╭─ PROVIDED MATERIAL

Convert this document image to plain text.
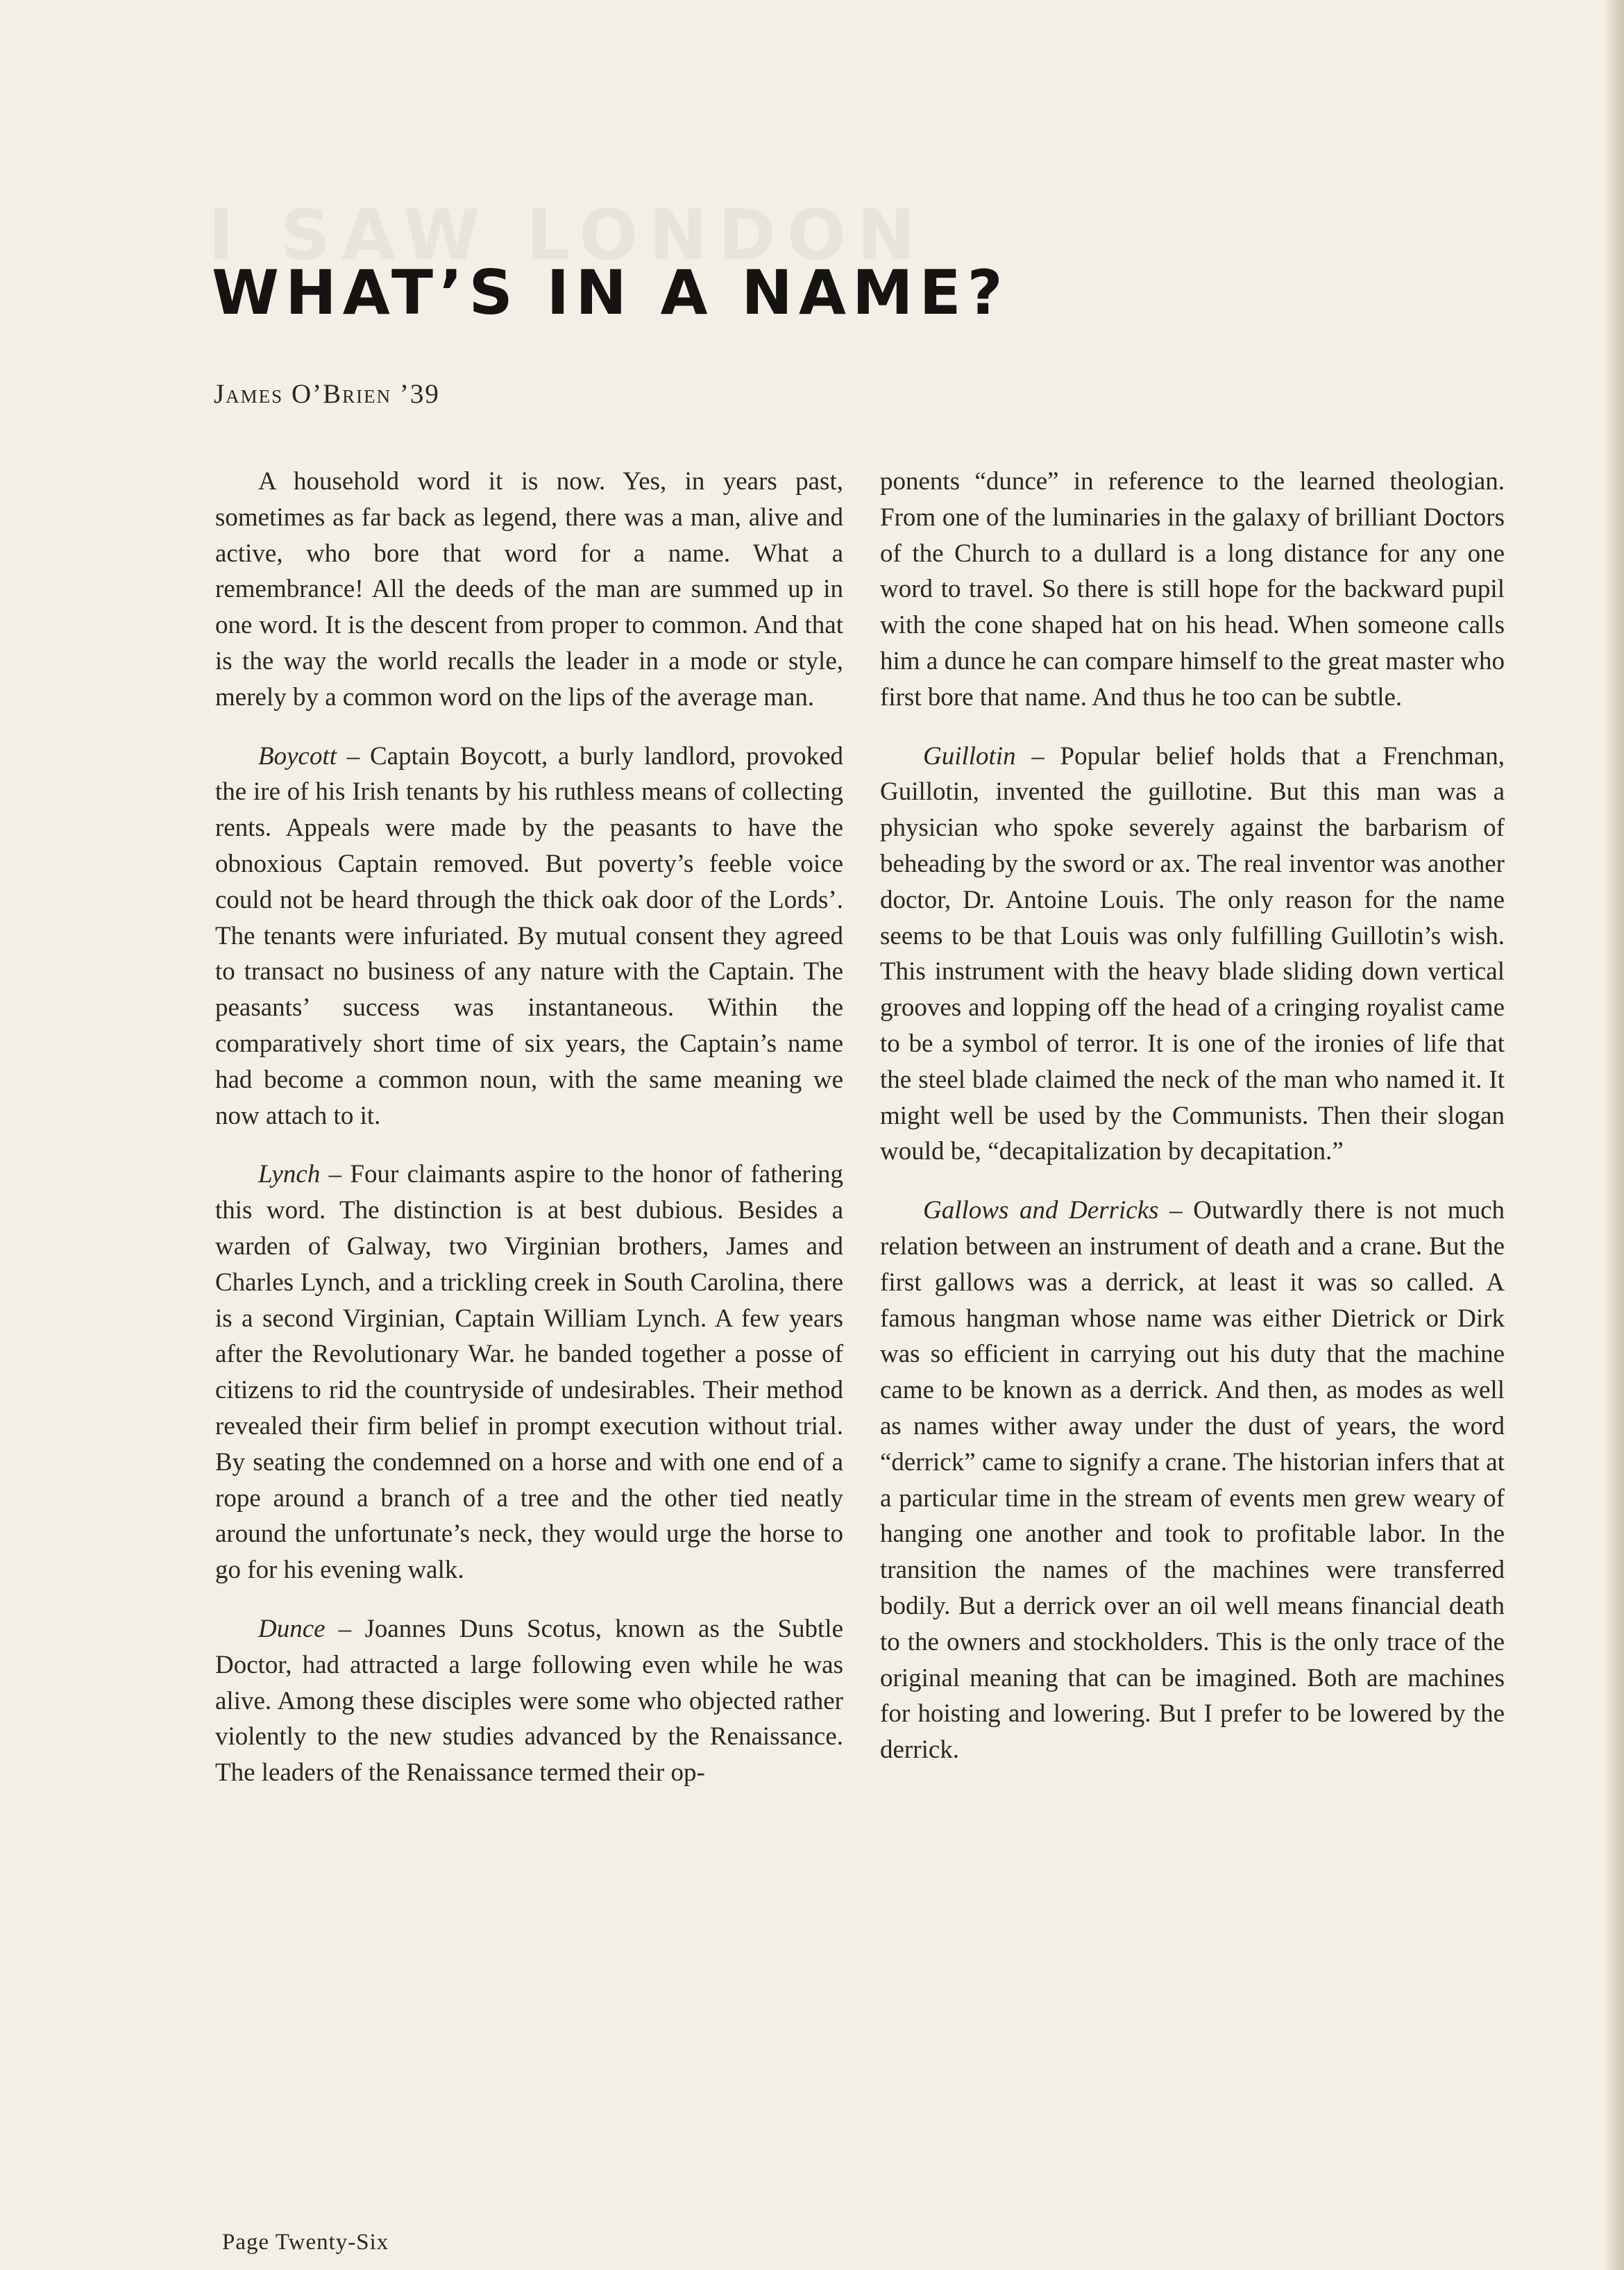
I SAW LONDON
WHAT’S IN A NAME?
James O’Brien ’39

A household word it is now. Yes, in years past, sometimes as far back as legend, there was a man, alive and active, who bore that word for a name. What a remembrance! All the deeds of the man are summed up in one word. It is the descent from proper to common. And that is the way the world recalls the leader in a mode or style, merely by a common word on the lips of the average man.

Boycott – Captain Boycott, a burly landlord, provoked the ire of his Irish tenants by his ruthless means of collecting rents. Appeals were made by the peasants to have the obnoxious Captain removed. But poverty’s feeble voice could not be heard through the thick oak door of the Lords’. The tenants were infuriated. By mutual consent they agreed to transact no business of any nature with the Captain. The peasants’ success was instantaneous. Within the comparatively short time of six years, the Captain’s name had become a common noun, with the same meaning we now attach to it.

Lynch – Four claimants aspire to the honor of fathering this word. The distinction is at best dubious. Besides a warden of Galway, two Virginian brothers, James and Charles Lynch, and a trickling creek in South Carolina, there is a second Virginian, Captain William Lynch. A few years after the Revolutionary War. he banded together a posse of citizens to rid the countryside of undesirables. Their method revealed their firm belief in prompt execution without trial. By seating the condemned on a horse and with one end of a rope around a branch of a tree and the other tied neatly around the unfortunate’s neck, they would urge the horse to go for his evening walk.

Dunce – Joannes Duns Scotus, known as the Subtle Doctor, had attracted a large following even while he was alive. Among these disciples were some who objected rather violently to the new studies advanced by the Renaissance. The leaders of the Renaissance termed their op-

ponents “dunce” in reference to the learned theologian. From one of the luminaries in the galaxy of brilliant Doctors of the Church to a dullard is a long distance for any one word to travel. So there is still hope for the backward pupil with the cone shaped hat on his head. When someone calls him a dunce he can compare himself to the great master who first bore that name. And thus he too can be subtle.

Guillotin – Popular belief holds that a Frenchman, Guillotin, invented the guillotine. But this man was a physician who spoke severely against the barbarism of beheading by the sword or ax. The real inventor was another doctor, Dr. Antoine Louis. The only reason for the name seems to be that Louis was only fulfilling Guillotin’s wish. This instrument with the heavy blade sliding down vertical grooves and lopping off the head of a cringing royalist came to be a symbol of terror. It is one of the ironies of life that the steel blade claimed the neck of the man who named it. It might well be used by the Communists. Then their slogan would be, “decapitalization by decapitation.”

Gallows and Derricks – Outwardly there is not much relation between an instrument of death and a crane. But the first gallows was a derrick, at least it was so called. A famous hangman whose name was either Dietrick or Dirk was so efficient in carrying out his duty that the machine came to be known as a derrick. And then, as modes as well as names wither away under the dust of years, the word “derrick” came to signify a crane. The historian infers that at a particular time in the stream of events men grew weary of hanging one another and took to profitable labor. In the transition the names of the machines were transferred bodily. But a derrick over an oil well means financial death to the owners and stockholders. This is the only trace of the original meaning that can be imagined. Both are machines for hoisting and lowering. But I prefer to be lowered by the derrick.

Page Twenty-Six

╰─
╭─ PROVIDED MATERIAL

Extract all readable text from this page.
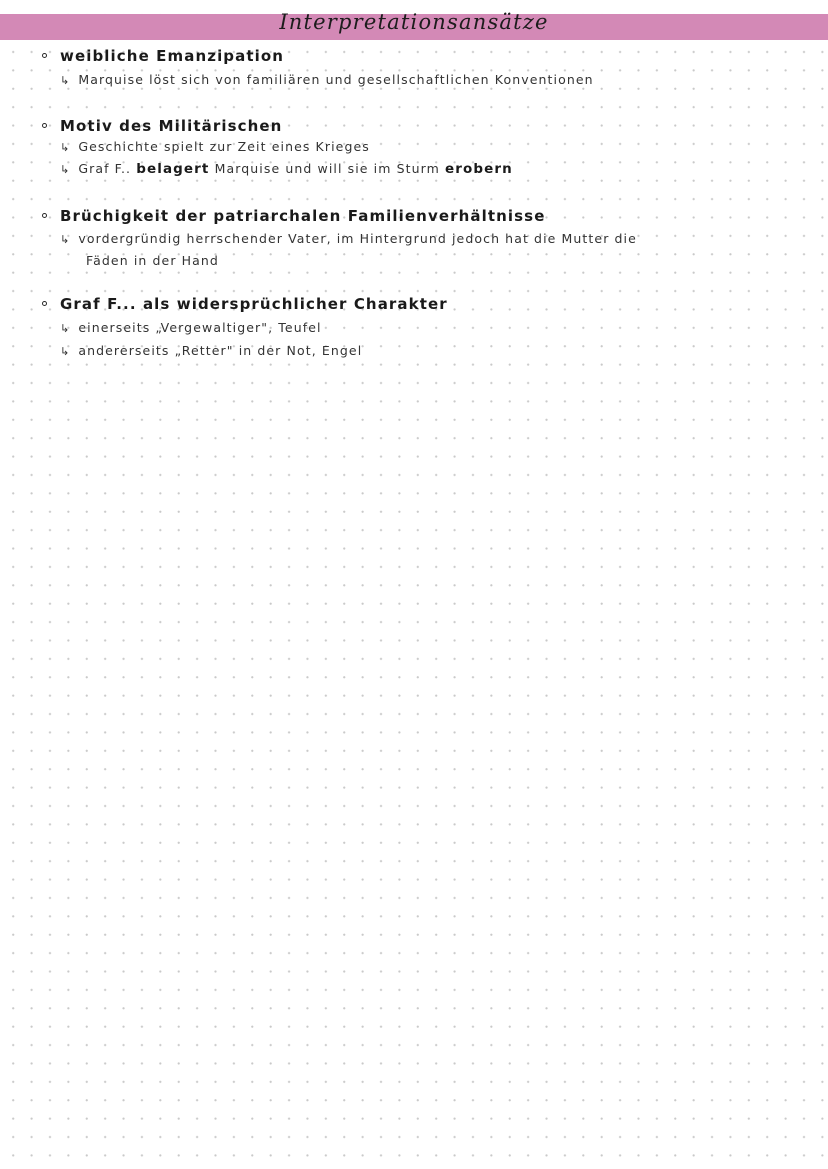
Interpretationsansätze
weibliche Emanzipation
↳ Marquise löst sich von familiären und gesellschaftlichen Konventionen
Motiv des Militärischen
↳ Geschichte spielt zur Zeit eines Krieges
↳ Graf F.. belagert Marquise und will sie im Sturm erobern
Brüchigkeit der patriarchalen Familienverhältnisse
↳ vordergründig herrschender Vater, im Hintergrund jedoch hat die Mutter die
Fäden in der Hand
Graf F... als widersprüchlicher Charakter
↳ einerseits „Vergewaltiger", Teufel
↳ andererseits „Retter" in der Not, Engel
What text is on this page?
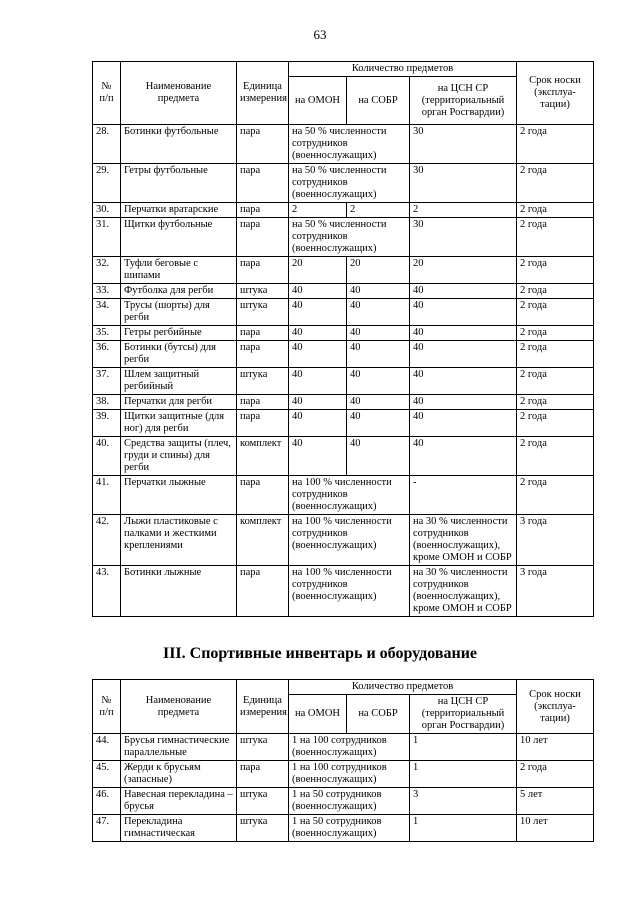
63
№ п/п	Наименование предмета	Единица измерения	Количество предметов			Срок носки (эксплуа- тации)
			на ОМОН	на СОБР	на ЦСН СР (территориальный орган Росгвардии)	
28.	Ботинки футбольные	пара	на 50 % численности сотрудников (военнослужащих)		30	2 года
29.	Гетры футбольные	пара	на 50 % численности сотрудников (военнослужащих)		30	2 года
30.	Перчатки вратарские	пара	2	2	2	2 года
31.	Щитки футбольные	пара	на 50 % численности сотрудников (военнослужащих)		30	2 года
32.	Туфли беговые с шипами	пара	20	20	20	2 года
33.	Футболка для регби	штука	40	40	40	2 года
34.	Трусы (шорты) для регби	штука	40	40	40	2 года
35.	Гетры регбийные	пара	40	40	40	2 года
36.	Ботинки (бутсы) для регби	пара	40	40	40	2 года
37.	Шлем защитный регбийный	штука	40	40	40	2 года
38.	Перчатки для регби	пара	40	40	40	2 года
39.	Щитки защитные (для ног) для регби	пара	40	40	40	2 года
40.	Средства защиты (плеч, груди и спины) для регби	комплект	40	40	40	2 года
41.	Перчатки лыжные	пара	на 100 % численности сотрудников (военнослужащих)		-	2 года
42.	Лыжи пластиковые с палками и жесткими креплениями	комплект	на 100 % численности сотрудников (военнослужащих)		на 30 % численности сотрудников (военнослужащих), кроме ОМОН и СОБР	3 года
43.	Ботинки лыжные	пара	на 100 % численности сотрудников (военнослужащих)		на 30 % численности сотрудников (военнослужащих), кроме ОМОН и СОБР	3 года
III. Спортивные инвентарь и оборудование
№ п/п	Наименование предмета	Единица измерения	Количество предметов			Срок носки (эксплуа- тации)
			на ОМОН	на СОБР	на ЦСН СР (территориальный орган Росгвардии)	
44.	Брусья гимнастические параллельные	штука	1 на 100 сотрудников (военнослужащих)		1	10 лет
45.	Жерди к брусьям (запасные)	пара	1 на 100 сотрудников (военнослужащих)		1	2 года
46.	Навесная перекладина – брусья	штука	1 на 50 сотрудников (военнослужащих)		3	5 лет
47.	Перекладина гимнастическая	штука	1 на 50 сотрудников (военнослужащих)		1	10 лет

╰─
╭─ PROVIDED MATERIAL

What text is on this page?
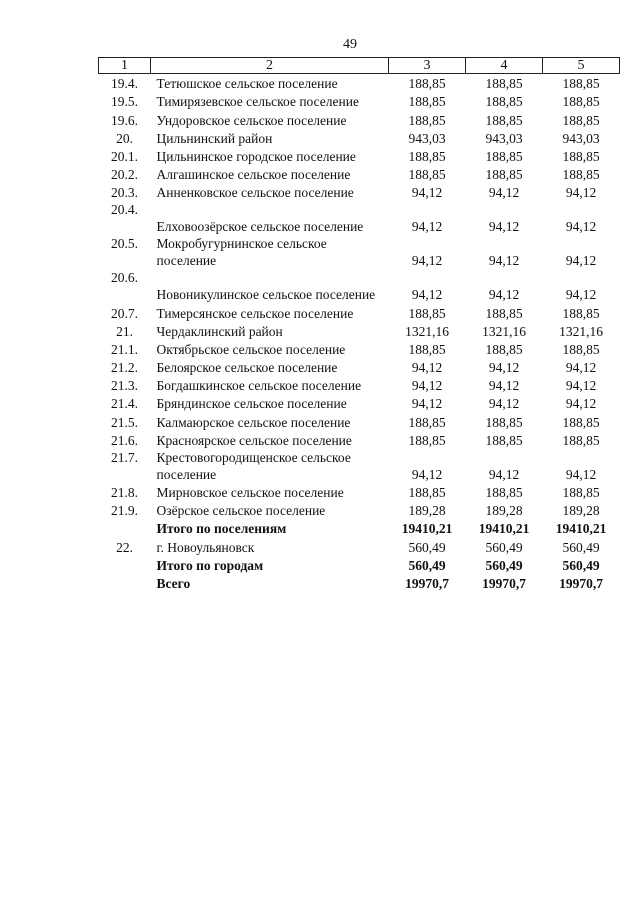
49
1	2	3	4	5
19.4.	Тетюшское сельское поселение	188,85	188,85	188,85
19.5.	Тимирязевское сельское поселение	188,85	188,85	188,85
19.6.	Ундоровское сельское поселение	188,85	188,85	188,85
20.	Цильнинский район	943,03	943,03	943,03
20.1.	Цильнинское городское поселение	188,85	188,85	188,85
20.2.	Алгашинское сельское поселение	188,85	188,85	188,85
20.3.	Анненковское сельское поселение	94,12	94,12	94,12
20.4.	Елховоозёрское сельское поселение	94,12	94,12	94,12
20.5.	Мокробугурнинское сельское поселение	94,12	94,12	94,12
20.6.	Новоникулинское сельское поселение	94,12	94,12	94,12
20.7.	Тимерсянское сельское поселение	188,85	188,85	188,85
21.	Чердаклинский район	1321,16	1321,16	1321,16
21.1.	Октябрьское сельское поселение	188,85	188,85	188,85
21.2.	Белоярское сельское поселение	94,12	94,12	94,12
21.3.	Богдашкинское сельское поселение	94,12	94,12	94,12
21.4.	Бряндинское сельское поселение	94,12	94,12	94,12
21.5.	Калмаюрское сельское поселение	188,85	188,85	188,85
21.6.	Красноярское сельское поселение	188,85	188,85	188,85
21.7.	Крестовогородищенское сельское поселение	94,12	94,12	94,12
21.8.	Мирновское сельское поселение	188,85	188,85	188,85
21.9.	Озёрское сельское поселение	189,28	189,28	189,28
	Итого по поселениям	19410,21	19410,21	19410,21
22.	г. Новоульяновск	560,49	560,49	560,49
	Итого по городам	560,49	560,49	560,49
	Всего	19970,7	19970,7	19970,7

╰─

OBJECTIVE:
Count the lines of these entries that hold the string "ОМОН", and give only that number.

REPLY TO THE EXERCISE:
4